PROBLEM TO SOLVE — In the records below, work out how many lines hold the word "these". Report the number alone.

>> Start DATA SHOWN

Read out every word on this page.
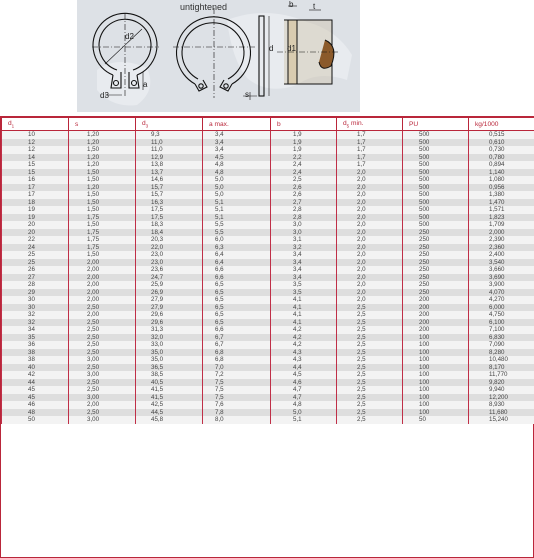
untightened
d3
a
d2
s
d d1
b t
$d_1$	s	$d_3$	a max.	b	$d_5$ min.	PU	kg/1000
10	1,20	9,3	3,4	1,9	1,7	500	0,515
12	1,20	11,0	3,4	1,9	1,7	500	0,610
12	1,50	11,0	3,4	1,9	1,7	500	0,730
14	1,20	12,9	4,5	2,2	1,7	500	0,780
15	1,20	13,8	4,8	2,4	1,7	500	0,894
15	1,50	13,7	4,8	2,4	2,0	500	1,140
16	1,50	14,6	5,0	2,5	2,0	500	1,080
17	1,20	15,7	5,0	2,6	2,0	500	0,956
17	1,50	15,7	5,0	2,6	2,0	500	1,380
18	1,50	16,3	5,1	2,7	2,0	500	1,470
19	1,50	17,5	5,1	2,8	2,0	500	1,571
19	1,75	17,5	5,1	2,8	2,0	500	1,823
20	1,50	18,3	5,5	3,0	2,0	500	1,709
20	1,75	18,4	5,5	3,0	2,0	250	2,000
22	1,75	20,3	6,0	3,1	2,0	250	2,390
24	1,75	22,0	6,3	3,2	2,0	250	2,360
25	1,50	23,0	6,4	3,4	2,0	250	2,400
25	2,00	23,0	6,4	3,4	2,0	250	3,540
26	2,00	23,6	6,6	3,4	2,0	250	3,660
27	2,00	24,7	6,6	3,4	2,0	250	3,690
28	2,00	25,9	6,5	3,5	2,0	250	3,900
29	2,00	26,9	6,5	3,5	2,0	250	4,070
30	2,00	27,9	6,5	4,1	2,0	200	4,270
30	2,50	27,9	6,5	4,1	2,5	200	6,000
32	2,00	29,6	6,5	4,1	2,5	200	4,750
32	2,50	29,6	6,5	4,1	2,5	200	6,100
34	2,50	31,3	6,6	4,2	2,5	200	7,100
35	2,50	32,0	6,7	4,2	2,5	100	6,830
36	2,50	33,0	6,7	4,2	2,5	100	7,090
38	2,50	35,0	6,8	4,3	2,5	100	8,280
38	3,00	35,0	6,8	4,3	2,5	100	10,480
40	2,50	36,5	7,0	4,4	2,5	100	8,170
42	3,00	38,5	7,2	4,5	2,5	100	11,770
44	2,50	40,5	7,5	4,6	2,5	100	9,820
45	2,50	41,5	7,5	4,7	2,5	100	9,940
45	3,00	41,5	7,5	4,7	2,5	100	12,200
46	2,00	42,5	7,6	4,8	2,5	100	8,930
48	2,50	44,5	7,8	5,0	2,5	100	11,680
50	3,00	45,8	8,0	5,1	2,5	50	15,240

>> End DATA SHOWN
>> Start DATA SHOWN

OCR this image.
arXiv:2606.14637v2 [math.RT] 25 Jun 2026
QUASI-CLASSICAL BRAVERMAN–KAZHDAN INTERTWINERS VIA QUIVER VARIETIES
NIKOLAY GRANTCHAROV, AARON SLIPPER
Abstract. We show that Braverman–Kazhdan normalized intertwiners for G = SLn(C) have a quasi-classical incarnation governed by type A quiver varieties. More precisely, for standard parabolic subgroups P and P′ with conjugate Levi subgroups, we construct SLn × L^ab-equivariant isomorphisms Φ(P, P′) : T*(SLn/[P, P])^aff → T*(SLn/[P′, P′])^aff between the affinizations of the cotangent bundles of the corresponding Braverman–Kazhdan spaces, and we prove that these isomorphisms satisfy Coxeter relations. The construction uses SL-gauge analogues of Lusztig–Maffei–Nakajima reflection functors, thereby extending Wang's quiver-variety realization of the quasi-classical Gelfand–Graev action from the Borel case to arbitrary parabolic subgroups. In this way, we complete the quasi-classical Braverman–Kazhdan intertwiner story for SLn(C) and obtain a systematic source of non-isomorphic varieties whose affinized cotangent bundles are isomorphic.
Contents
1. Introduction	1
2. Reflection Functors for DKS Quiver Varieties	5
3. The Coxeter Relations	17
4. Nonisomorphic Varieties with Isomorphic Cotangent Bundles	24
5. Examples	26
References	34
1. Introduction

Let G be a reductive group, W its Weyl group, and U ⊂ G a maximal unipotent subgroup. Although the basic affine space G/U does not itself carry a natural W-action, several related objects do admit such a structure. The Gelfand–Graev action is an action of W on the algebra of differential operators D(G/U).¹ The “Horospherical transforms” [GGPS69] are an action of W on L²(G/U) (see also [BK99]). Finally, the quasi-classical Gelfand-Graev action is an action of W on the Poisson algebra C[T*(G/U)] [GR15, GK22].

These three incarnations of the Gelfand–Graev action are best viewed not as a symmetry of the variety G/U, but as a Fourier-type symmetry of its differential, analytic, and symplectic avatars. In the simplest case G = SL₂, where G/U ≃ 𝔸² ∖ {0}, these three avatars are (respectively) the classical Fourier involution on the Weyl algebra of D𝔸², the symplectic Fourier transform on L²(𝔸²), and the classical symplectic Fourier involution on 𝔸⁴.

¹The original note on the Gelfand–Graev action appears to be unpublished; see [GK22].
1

>> End DATA SHOWN
>> Start DATA SHOWN

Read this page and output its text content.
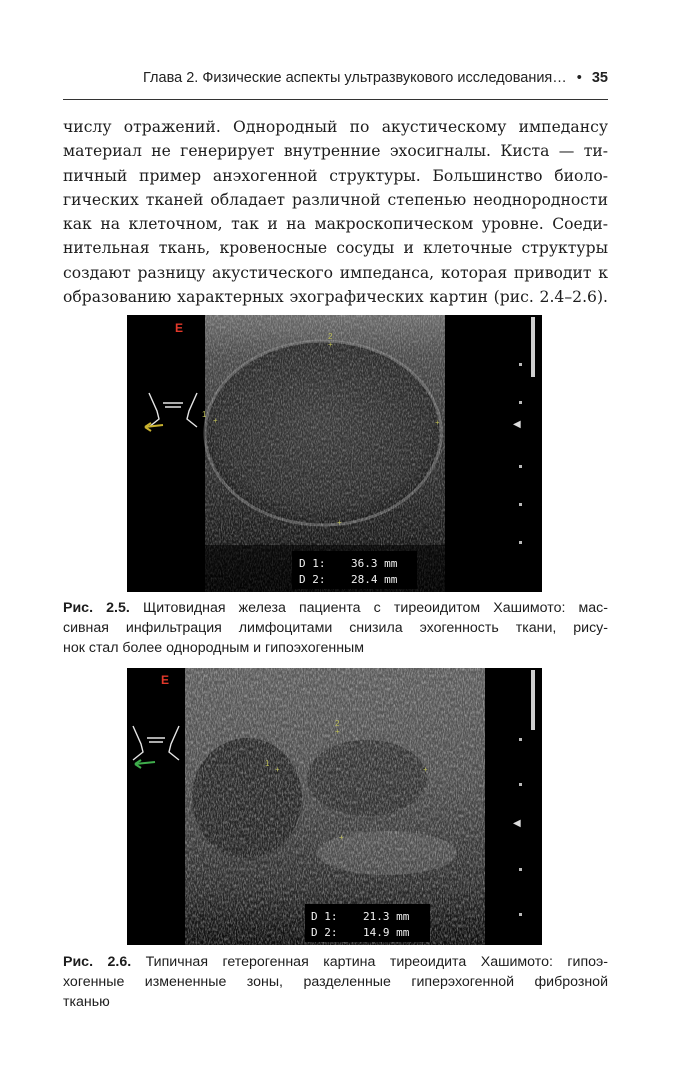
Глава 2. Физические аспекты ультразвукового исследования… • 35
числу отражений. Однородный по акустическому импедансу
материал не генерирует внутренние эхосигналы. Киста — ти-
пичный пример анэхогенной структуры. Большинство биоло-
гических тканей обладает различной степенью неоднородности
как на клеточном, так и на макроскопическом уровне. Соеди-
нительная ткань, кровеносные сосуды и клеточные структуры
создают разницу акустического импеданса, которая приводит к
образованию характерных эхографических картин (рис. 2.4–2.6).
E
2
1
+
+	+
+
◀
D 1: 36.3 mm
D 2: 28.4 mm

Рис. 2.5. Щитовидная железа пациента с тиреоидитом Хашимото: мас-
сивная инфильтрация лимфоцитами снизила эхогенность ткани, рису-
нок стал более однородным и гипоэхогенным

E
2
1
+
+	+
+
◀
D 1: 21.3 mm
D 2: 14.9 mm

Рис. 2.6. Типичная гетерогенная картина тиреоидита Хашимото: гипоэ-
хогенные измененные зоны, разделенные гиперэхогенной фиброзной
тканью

>> End DATA SHOWN

SOLUTION TO THIS EXERCISE — 2